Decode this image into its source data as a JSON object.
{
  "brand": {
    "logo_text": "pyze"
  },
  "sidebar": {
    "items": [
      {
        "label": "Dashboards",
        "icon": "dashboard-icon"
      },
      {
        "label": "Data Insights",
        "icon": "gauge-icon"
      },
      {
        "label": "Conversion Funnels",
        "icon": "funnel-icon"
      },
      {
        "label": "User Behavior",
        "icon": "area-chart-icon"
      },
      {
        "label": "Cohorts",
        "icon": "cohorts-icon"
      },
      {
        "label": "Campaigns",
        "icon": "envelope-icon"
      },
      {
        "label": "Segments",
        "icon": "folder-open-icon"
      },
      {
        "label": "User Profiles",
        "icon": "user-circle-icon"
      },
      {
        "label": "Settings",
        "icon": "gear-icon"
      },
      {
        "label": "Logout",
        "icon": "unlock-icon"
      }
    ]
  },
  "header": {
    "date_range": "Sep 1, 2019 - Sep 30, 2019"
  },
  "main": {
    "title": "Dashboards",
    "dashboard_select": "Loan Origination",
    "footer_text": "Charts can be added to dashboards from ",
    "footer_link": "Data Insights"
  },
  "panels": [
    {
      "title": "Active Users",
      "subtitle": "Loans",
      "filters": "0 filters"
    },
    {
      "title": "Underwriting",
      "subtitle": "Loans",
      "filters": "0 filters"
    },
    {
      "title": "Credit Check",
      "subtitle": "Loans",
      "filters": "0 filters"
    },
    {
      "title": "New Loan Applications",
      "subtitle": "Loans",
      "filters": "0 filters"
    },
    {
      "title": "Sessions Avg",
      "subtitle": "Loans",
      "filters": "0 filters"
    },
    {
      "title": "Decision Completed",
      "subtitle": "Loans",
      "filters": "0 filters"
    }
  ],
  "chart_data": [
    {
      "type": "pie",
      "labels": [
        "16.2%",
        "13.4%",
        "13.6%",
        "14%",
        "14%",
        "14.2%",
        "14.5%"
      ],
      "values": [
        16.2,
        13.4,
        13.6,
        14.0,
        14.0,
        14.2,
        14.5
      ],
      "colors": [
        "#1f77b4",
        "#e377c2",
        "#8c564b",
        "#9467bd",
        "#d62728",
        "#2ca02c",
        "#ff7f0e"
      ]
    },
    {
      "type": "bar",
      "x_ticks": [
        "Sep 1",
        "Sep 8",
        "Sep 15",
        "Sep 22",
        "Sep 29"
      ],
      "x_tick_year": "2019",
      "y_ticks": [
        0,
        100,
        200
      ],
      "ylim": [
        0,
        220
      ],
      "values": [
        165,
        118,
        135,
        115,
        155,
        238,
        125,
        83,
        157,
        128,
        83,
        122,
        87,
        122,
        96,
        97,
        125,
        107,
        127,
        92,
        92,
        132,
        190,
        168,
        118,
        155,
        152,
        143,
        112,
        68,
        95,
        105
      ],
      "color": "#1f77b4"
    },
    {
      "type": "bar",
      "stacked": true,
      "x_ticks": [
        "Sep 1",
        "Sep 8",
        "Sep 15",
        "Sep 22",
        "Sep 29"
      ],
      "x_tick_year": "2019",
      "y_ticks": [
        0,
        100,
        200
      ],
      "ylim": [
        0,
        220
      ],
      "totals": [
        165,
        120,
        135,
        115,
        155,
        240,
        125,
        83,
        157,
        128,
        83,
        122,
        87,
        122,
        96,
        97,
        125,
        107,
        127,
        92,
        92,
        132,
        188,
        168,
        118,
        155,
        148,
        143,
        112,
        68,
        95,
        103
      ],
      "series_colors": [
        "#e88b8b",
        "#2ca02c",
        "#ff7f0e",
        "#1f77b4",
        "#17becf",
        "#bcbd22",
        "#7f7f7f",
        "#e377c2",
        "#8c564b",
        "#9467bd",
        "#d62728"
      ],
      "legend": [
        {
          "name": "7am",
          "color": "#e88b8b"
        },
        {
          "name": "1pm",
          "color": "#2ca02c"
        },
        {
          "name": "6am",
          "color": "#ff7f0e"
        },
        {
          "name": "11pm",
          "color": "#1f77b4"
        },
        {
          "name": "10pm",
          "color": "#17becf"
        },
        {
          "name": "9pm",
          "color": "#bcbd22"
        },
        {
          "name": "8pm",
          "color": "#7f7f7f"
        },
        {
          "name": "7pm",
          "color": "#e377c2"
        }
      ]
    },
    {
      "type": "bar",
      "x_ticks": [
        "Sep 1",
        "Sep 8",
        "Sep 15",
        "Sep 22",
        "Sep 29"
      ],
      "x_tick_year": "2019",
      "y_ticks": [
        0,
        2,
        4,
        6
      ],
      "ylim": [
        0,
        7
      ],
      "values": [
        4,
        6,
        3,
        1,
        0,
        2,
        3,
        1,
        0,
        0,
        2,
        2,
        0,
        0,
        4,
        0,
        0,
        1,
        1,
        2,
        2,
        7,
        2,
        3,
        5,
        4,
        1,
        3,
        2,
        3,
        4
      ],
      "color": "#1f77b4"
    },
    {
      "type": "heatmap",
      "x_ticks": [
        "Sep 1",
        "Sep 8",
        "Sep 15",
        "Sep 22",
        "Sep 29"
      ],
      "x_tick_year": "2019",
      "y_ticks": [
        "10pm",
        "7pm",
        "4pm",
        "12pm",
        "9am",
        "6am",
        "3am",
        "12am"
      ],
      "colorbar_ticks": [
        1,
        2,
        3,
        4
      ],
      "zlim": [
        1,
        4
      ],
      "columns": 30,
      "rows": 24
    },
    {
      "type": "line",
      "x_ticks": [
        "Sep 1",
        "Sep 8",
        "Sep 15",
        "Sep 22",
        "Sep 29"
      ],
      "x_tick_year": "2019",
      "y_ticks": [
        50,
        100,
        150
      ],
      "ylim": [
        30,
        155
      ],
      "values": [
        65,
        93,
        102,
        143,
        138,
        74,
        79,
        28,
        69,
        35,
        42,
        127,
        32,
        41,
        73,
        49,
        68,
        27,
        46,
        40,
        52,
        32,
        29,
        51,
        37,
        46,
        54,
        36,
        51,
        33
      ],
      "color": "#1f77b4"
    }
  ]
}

**EXERCISE DETAILS:** Copy each line above containing the string "Insights".

**FINAL RESULT:**
        "label": "Data Insights",
    "footer_link": "Data Insights"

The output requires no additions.